▸ INSTRUCTIONS FOR THE TASK
Reproduce the listing exactly, with no pictures in your copy.
------------------------
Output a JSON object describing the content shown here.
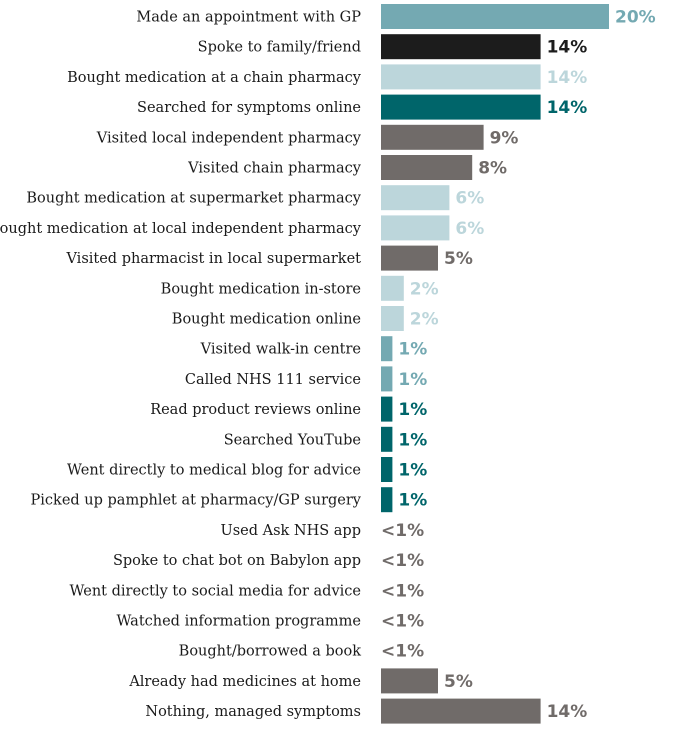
{
  "chart_data": {
    "type": "bar",
    "orientation": "horizontal",
    "title": "",
    "xlabel": "",
    "ylabel": "",
    "xlim": [
      0,
      20
    ],
    "grid": false,
    "legend": "none",
    "categories": [
      "Made an appointment with GP",
      "Spoke to family/friend",
      "Bought medication at a chain pharmacy",
      "Searched for symptoms online",
      "Visited local independent pharmacy",
      "Visited chain pharmacy",
      "Bought medication at supermarket pharmacy",
      "Bought medication at local independent pharmacy",
      "Visited pharmacist in local supermarket",
      "Bought medication in-store",
      "Bought medication online",
      "Visited walk-in centre",
      "Called NHS 111 service",
      "Read product reviews online",
      "Searched YouTube",
      "Went directly to medical blog for advice",
      "Picked up pamphlet at pharmacy/GP surgery",
      "Used Ask NHS app",
      "Spoke to chat bot on Babylon app",
      "Went directly to social media for advice",
      "Watched information programme",
      "Bought/borrowed a book",
      "Already had medicines at home",
      "Nothing, managed symptoms"
    ],
    "values": [
      20,
      14,
      14,
      14,
      9,
      8,
      6,
      6,
      5,
      2,
      2,
      1,
      1,
      1,
      1,
      1,
      1,
      0,
      0,
      0,
      0,
      0,
      5,
      14
    ],
    "value_labels": [
      "20%",
      "14%",
      "14%",
      "14%",
      "9%",
      "8%",
      "6%",
      "6%",
      "5%",
      "2%",
      "2%",
      "1%",
      "1%",
      "1%",
      "1%",
      "1%",
      "1%",
      "<1%",
      "<1%",
      "<1%",
      "<1%",
      "<1%",
      "5%",
      "14%"
    ],
    "bar_colors": [
      "#74a9b2",
      "#1c1c1c",
      "#bcd6db",
      "#00656a",
      "#706b69",
      "#706b69",
      "#bcd6db",
      "#bcd6db",
      "#706b69",
      "#bcd6db",
      "#bcd6db",
      "#74a9b2",
      "#74a9b2",
      "#00656a",
      "#00656a",
      "#00656a",
      "#00656a",
      "#706b69",
      "#706b69",
      "#706b69",
      "#706b69",
      "#706b69",
      "#706b69",
      "#706b69"
    ],
    "label_colors": [
      "#74a9b2",
      "#1c1c1c",
      "#bcd6db",
      "#00656a",
      "#706b69",
      "#706b69",
      "#bcd6db",
      "#bcd6db",
      "#706b69",
      "#bcd6db",
      "#bcd6db",
      "#74a9b2",
      "#74a9b2",
      "#00656a",
      "#00656a",
      "#00656a",
      "#00656a",
      "#706b69",
      "#706b69",
      "#706b69",
      "#706b69",
      "#706b69",
      "#706b69",
      "#706b69"
    ]
  }
}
------------------------
▸ PROBLEM SOLUTION
Output a JSON object describing the content shown here.
{
  "chart_data": {
    "type": "bar",
    "orientation": "horizontal",
    "title": "",
    "xlabel": "",
    "ylabel": "",
    "xlim": [
      0,
      20
    ],
    "grid": false,
    "legend": "none",
    "categories": [
      "Made an appointment with GP",
      "Spoke to family/friend",
      "Bought medication at a chain pharmacy",
      "Searched for symptoms online",
      "Visited local independent pharmacy",
      "Visited chain pharmacy",
      "Bought medication at supermarket pharmacy",
      "Bought medication at local independent pharmacy",
      "Visited pharmacist in local supermarket",
      "Bought medication in-store",
      "Bought medication online",
      "Visited walk-in centre",
      "Called NHS 111 service",
      "Read product reviews online",
      "Searched YouTube",
      "Went directly to medical blog for advice",
      "Picked up pamphlet at pharmacy/GP surgery",
      "Used Ask NHS app",
      "Spoke to chat bot on Babylon app",
      "Went directly to social media for advice",
      "Watched information programme",
      "Bought/borrowed a book",
      "Already had medicines at home",
      "Nothing, managed symptoms"
    ],
    "values": [
      20,
      14,
      14,
      14,
      9,
      8,
      6,
      6,
      5,
      2,
      2,
      1,
      1,
      1,
      1,
      1,
      1,
      0,
      0,
      0,
      0,
      0,
      5,
      14
    ],
    "value_labels": [
      "20%",
      "14%",
      "14%",
      "14%",
      "9%",
      "8%",
      "6%",
      "6%",
      "5%",
      "2%",
      "2%",
      "1%",
      "1%",
      "1%",
      "1%",
      "1%",
      "1%",
      "<1%",
      "<1%",
      "<1%",
      "<1%",
      "<1%",
      "5%",
      "14%"
    ],
    "bar_colors": [
      "#74a9b2",
      "#1c1c1c",
      "#bcd6db",
      "#00656a",
      "#706b69",
      "#706b69",
      "#bcd6db",
      "#bcd6db",
      "#706b69",
      "#bcd6db",
      "#bcd6db",
      "#74a9b2",
      "#74a9b2",
      "#00656a",
      "#00656a",
      "#00656a",
      "#00656a",
      "#706b69",
      "#706b69",
      "#706b69",
      "#706b69",
      "#706b69",
      "#706b69",
      "#706b69"
    ],
    "label_colors": [
      "#74a9b2",
      "#1c1c1c",
      "#bcd6db",
      "#00656a",
      "#706b69",
      "#706b69",
      "#bcd6db",
      "#bcd6db",
      "#706b69",
      "#bcd6db",
      "#bcd6db",
      "#74a9b2",
      "#74a9b2",
      "#00656a",
      "#00656a",
      "#00656a",
      "#00656a",
      "#706b69",
      "#706b69",
      "#706b69",
      "#706b69",
      "#706b69",
      "#706b69",
      "#706b69"
    ]
  }
}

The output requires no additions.